The exercise ->
Quote the listing below in full and exactly as written, but omit every picture.

Input rows ->
* begin *

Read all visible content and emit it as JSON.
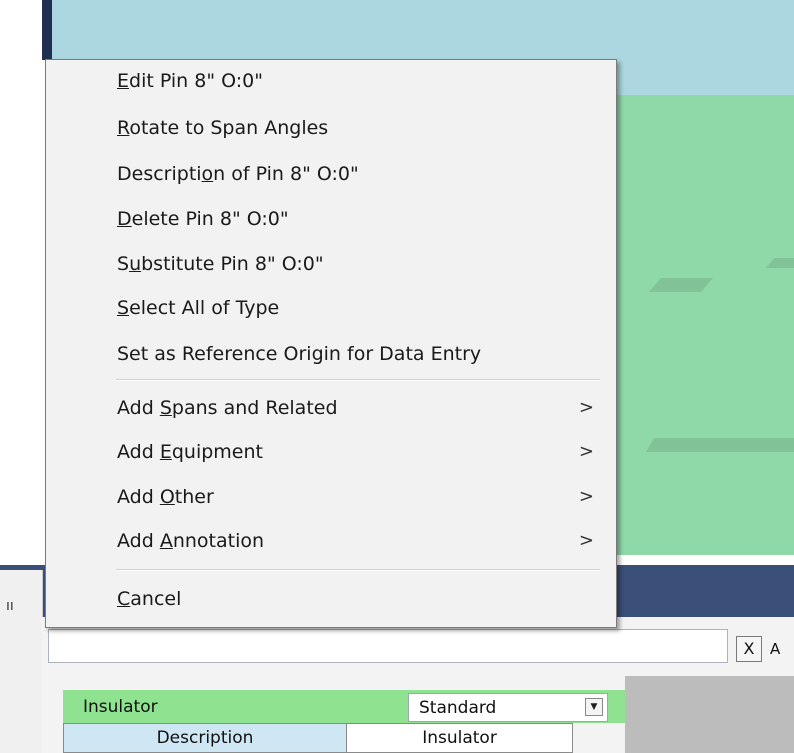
{
  "menu": {
    "items": [
      {
        "label": "Edit Pin 8\" O:0\"",
        "mnemonic_index": 0,
        "submenu": false
      },
      {
        "label": "Rotate to Span Angles",
        "mnemonic_index": 0,
        "submenu": false
      },
      {
        "label": "Description of Pin 8\" O:0\"",
        "mnemonic_index": 9,
        "submenu": false
      },
      {
        "label": "Delete Pin 8\" O:0\"",
        "mnemonic_index": 0,
        "submenu": false
      },
      {
        "label": "Substitute Pin 8\" O:0\"",
        "mnemonic_index": 1,
        "submenu": false
      },
      {
        "label": "Select All of Type",
        "mnemonic_index": 0,
        "submenu": false
      },
      {
        "label": "Set as Reference Origin for Data Entry",
        "mnemonic_index": -1,
        "submenu": false
      },
      {
        "label": "Add Spans and Related",
        "mnemonic_index": 4,
        "submenu": true
      },
      {
        "label": "Add Equipment",
        "mnemonic_index": 4,
        "submenu": true
      },
      {
        "label": "Add Other",
        "mnemonic_index": 4,
        "submenu": true
      },
      {
        "label": "Add Annotation",
        "mnemonic_index": 4,
        "submenu": true
      },
      {
        "label": "Cancel",
        "mnemonic_index": 0,
        "submenu": false
      }
    ],
    "submenu_glyph": ">"
  },
  "panel": {
    "left_tab_glyph": "ıı",
    "search_value": "",
    "clear_label": "X",
    "clear_side_text": "A",
    "property_label": "Insulator",
    "property_value": "Standard",
    "grid_headers": [
      "Description",
      "Insulator"
    ]
  },
  "colors": {
    "sky": "#acd7e0",
    "ground": "#8fd9a8",
    "panel_title": "#3a5078",
    "property_row": "#8fe28f"
  }
}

* end *

Reply ->
Read all visible content and emit it as JSON.
{
  "menu": {
    "items": [
      {
        "label": "Edit Pin 8\" O:0\"",
        "mnemonic_index": 0,
        "submenu": false
      },
      {
        "label": "Rotate to Span Angles",
        "mnemonic_index": 0,
        "submenu": false
      },
      {
        "label": "Description of Pin 8\" O:0\"",
        "mnemonic_index": 9,
        "submenu": false
      },
      {
        "label": "Delete Pin 8\" O:0\"",
        "mnemonic_index": 0,
        "submenu": false
      },
      {
        "label": "Substitute Pin 8\" O:0\"",
        "mnemonic_index": 1,
        "submenu": false
      },
      {
        "label": "Select All of Type",
        "mnemonic_index": 0,
        "submenu": false
      },
      {
        "label": "Set as Reference Origin for Data Entry",
        "mnemonic_index": -1,
        "submenu": false
      },
      {
        "label": "Add Spans and Related",
        "mnemonic_index": 4,
        "submenu": true
      },
      {
        "label": "Add Equipment",
        "mnemonic_index": 4,
        "submenu": true
      },
      {
        "label": "Add Other",
        "mnemonic_index": 4,
        "submenu": true
      },
      {
        "label": "Add Annotation",
        "mnemonic_index": 4,
        "submenu": true
      },
      {
        "label": "Cancel",
        "mnemonic_index": 0,
        "submenu": false
      }
    ],
    "submenu_glyph": ">"
  },
  "panel": {
    "left_tab_glyph": "ıı",
    "search_value": "",
    "clear_label": "X",
    "clear_side_text": "A",
    "property_label": "Insulator",
    "property_value": "Standard",
    "grid_headers": [
      "Description",
      "Insulator"
    ]
  },
  "colors": {
    "sky": "#acd7e0",
    "ground": "#8fd9a8",
    "panel_title": "#3a5078",
    "property_row": "#8fe28f"
  }
}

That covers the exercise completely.